→ Stated goal
Copy the passage on science literacy from "Science literacy is desirable" up to and including "of that nesting.".

→ Page excerpt
What Science Literacy Really Means: Concepts, Contexts, and Consequences

October 14, 2016 at 7:42 am 1 comment

I’ve only just started reading this new report from National Academies Press, but am finding it useful and interesting.  What do we mean when we say that we want people to be scientifically literate?  It’s an important question to ask when considering the goal of computational literacy.

Science is a way of knowing about the world. At once a process, a product, and an institution, science enables people to both engage in the construction of new knowledge as well as use information to achieve desired ends. Access to science—whether using knowledge or creating it—necessitates some level of familiarity with the enterprise and practice of science: we refer to this as science literacy.

Science literacy is desirable not only for individuals, but also for the health and well-being of communities and society. More than just basic knowledge of science facts, contemporary definitions of science literacy have expanded to include understandings of scientific processes and practices, familiarity with how science and scientists work, a capacity to weigh and evaluate the products of science, and an ability to engage in civic decisions about the value of science. Although science literacy has traditionally been seen as the responsibility of individuals, individuals are nested within communities that are nested within societies—and, as a result, individual science literacy is limited or enhanced by the circumstances of that nesting.

→ Information given
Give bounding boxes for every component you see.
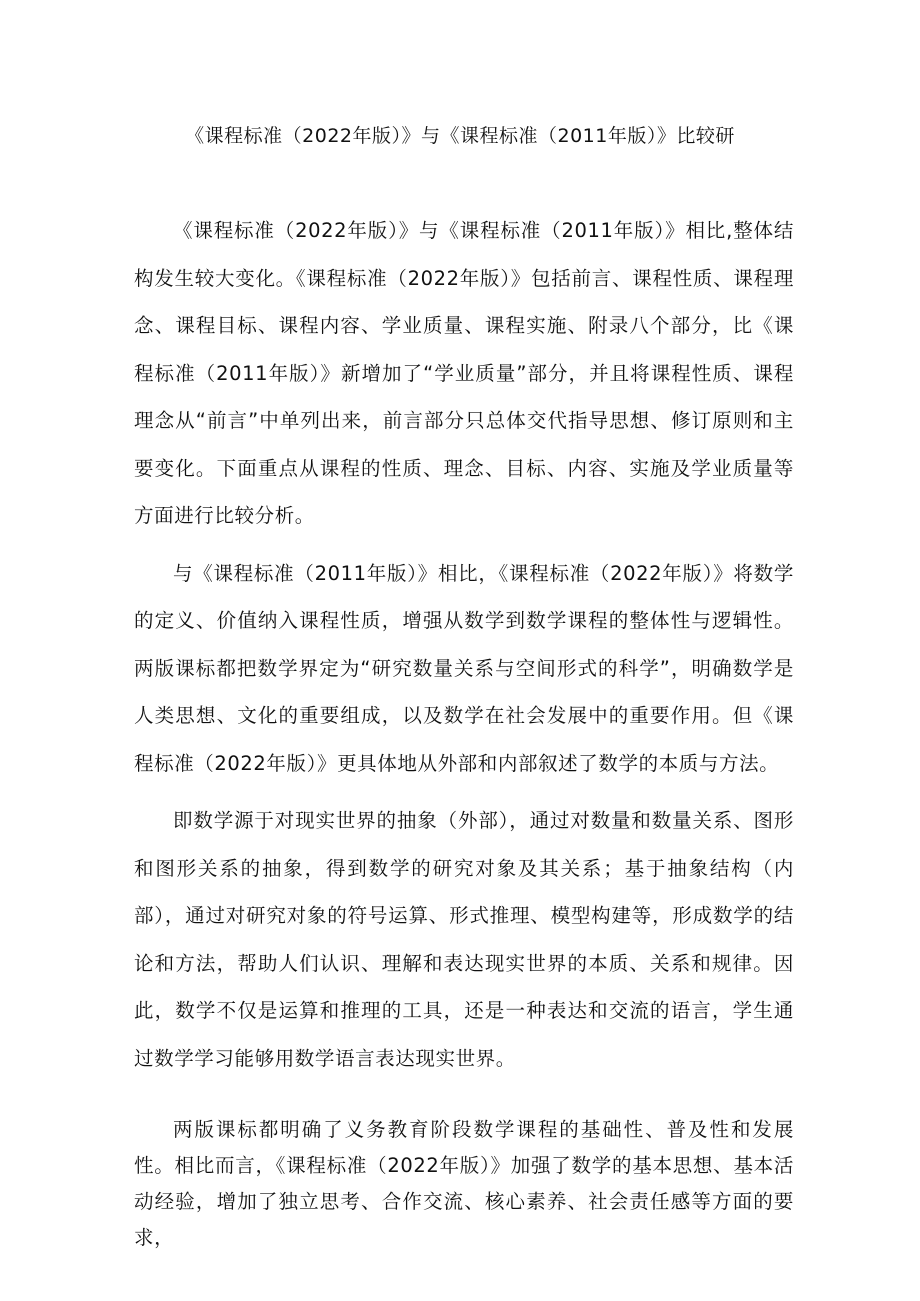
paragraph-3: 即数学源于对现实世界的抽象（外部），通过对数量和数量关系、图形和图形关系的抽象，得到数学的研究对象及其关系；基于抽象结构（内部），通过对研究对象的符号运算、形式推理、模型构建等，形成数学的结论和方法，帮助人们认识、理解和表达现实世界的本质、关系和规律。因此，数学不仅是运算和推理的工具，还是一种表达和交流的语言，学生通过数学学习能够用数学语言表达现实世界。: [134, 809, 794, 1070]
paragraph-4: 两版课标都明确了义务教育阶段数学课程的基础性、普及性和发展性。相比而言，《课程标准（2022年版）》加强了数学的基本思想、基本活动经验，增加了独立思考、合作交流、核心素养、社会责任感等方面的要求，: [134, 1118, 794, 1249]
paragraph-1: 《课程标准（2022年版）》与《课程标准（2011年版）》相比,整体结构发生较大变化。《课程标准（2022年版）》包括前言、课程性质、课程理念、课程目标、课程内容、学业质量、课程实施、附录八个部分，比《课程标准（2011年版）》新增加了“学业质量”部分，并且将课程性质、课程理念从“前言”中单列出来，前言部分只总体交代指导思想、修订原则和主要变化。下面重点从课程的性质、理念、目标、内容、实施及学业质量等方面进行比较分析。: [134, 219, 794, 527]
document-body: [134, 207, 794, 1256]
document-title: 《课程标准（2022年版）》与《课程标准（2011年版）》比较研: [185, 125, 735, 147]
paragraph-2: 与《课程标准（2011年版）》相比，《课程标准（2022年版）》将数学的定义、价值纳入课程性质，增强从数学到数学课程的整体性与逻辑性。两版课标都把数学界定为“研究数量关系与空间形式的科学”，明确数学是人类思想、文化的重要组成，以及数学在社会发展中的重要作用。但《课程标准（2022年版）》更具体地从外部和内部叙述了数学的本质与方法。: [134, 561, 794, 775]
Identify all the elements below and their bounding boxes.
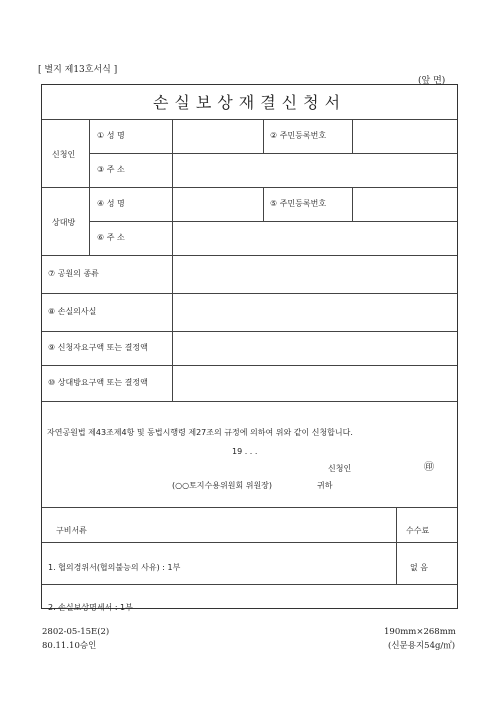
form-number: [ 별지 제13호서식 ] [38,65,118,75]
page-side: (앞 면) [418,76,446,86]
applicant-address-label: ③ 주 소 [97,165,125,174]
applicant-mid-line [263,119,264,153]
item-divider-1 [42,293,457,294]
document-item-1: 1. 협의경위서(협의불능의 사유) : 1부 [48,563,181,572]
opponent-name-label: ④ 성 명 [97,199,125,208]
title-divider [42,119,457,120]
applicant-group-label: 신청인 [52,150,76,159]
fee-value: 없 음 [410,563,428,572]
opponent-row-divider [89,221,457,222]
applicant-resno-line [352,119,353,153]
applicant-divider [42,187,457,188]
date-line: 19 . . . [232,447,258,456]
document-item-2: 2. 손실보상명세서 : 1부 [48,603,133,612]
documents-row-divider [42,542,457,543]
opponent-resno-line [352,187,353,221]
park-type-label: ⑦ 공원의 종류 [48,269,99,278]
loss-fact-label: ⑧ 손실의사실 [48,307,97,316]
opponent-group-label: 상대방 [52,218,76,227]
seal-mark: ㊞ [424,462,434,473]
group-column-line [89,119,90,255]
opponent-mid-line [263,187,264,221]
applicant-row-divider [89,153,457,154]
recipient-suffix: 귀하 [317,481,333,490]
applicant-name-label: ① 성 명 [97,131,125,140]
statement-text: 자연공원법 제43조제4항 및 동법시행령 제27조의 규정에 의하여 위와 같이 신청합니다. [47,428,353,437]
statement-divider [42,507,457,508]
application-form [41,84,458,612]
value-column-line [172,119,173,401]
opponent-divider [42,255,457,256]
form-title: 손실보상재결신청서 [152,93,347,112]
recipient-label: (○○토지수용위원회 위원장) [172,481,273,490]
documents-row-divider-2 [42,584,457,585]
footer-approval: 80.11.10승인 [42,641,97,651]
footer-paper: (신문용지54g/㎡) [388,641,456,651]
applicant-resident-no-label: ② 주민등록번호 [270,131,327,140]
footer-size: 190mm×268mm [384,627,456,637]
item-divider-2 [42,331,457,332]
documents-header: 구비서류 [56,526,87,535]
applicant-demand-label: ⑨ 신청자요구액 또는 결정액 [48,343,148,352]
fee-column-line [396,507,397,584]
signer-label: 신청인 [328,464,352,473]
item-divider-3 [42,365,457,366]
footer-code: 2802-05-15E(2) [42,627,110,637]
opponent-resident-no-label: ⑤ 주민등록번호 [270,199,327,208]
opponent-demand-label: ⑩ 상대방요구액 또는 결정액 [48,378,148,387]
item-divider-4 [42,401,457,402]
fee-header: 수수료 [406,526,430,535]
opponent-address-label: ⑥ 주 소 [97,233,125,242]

→ Correct answer
Science literacy is desirable not only for individuals, but also for the health and well-being of communities and society. More than just basic knowledge of science facts, contemporary definitions of science literacy have expanded to include understandings of scientific processes and practices, familiarity with how science and scientists work, a capacity to weigh and evaluate the products of science, and an ability to engage in civic decisions about the value of science. Although science literacy has traditionally been seen as the responsibility of individuals, individuals are nested within communities that are nested within societies—and, as a result, individual science literacy is limited or enhanced by the circumstances of that nesting.